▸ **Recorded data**
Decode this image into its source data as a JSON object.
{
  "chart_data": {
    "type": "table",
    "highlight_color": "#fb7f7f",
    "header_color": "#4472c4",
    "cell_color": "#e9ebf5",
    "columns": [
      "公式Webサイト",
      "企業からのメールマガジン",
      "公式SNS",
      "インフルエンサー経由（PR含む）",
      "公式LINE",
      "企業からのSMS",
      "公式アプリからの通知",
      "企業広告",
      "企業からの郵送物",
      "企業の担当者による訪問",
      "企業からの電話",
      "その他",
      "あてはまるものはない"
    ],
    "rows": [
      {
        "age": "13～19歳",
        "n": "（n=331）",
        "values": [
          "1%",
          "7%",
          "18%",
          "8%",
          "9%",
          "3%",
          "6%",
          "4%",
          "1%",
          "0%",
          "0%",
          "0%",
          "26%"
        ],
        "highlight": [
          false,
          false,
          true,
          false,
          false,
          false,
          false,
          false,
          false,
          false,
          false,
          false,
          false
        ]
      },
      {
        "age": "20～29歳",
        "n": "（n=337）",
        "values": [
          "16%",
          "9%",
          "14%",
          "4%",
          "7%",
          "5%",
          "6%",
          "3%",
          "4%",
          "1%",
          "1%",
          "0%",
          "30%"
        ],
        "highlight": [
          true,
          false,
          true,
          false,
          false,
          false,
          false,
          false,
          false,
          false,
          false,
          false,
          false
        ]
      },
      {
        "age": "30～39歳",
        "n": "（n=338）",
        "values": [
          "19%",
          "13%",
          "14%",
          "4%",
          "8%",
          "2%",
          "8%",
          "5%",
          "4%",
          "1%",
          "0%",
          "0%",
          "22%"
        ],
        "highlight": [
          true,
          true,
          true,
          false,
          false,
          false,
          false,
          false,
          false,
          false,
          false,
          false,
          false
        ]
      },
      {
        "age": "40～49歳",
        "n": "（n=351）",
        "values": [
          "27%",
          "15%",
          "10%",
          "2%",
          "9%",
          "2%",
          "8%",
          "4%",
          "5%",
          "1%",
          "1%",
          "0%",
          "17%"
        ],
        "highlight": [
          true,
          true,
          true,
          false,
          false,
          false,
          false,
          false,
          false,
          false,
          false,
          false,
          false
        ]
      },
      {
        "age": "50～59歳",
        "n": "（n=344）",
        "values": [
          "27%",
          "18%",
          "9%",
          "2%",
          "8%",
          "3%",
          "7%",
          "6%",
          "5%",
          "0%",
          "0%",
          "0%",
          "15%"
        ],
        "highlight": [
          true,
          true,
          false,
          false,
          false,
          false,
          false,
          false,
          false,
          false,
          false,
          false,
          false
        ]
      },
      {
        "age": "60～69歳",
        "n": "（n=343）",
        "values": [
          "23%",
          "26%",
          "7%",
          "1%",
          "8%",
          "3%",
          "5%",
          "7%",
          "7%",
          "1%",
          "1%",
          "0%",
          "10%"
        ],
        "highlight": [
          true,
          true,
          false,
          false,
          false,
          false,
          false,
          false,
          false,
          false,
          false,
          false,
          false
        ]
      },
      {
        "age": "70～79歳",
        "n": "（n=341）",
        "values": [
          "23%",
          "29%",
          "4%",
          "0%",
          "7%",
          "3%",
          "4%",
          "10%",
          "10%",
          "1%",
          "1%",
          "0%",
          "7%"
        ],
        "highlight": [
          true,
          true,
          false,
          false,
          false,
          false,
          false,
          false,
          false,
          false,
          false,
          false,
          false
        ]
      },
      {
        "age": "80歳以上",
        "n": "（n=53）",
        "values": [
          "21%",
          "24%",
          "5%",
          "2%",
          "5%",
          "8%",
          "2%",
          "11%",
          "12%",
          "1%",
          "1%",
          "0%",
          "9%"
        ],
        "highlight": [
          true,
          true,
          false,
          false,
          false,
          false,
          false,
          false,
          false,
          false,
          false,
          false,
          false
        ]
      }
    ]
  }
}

▸ **WORK TO BE COMPLETED**
Transcribe the entire listing above precisely.

▸ **WRITTEN SOLUTION**
Decode this image into its source data as a JSON object.
{
  "chart_data": {
    "type": "table",
    "highlight_color": "#fb7f7f",
    "header_color": "#4472c4",
    "cell_color": "#e9ebf5",
    "columns": [
      "公式Webサイト",
      "企業からのメールマガジン",
      "公式SNS",
      "インフルエンサー経由（PR含む）",
      "公式LINE",
      "企業からのSMS",
      "公式アプリからの通知",
      "企業広告",
      "企業からの郵送物",
      "企業の担当者による訪問",
      "企業からの電話",
      "その他",
      "あてはまるものはない"
    ],
    "rows": [
      {
        "age": "13～19歳",
        "n": "（n=331）",
        "values": [
          "1%",
          "7%",
          "18%",
          "8%",
          "9%",
          "3%",
          "6%",
          "4%",
          "1%",
          "0%",
          "0%",
          "0%",
          "26%"
        ],
        "highlight": [
          false,
          false,
          true,
          false,
          false,
          false,
          false,
          false,
          false,
          false,
          false,
          false,
          false
        ]
      },
      {
        "age": "20～29歳",
        "n": "（n=337）",
        "values": [
          "16%",
          "9%",
          "14%",
          "4%",
          "7%",
          "5%",
          "6%",
          "3%",
          "4%",
          "1%",
          "1%",
          "0%",
          "30%"
        ],
        "highlight": [
          true,
          false,
          true,
          false,
          false,
          false,
          false,
          false,
          false,
          false,
          false,
          false,
          false
        ]
      },
      {
        "age": "30～39歳",
        "n": "（n=338）",
        "values": [
          "19%",
          "13%",
          "14%",
          "4%",
          "8%",
          "2%",
          "8%",
          "5%",
          "4%",
          "1%",
          "0%",
          "0%",
          "22%"
        ],
        "highlight": [
          true,
          true,
          true,
          false,
          false,
          false,
          false,
          false,
          false,
          false,
          false,
          false,
          false
        ]
      },
      {
        "age": "40～49歳",
        "n": "（n=351）",
        "values": [
          "27%",
          "15%",
          "10%",
          "2%",
          "9%",
          "2%",
          "8%",
          "4%",
          "5%",
          "1%",
          "1%",
          "0%",
          "17%"
        ],
        "highlight": [
          true,
          true,
          true,
          false,
          false,
          false,
          false,
          false,
          false,
          false,
          false,
          false,
          false
        ]
      },
      {
        "age": "50～59歳",
        "n": "（n=344）",
        "values": [
          "27%",
          "18%",
          "9%",
          "2%",
          "8%",
          "3%",
          "7%",
          "6%",
          "5%",
          "0%",
          "0%",
          "0%",
          "15%"
        ],
        "highlight": [
          true,
          true,
          false,
          false,
          false,
          false,
          false,
          false,
          false,
          false,
          false,
          false,
          false
        ]
      },
      {
        "age": "60～69歳",
        "n": "（n=343）",
        "values": [
          "23%",
          "26%",
          "7%",
          "1%",
          "8%",
          "3%",
          "5%",
          "7%",
          "7%",
          "1%",
          "1%",
          "0%",
          "10%"
        ],
        "highlight": [
          true,
          true,
          false,
          false,
          false,
          false,
          false,
          false,
          false,
          false,
          false,
          false,
          false
        ]
      },
      {
        "age": "70～79歳",
        "n": "（n=341）",
        "values": [
          "23%",
          "29%",
          "4%",
          "0%",
          "7%",
          "3%",
          "4%",
          "10%",
          "10%",
          "1%",
          "1%",
          "0%",
          "7%"
        ],
        "highlight": [
          true,
          true,
          false,
          false,
          false,
          false,
          false,
          false,
          false,
          false,
          false,
          false,
          false
        ]
      },
      {
        "age": "80歳以上",
        "n": "（n=53）",
        "values": [
          "21%",
          "24%",
          "5%",
          "2%",
          "5%",
          "8%",
          "2%",
          "11%",
          "12%",
          "1%",
          "1%",
          "0%",
          "9%"
        ],
        "highlight": [
          true,
          true,
          false,
          false,
          false,
          false,
          false,
          false,
          false,
          false,
          false,
          false,
          false
        ]
      }
    ]
  }
}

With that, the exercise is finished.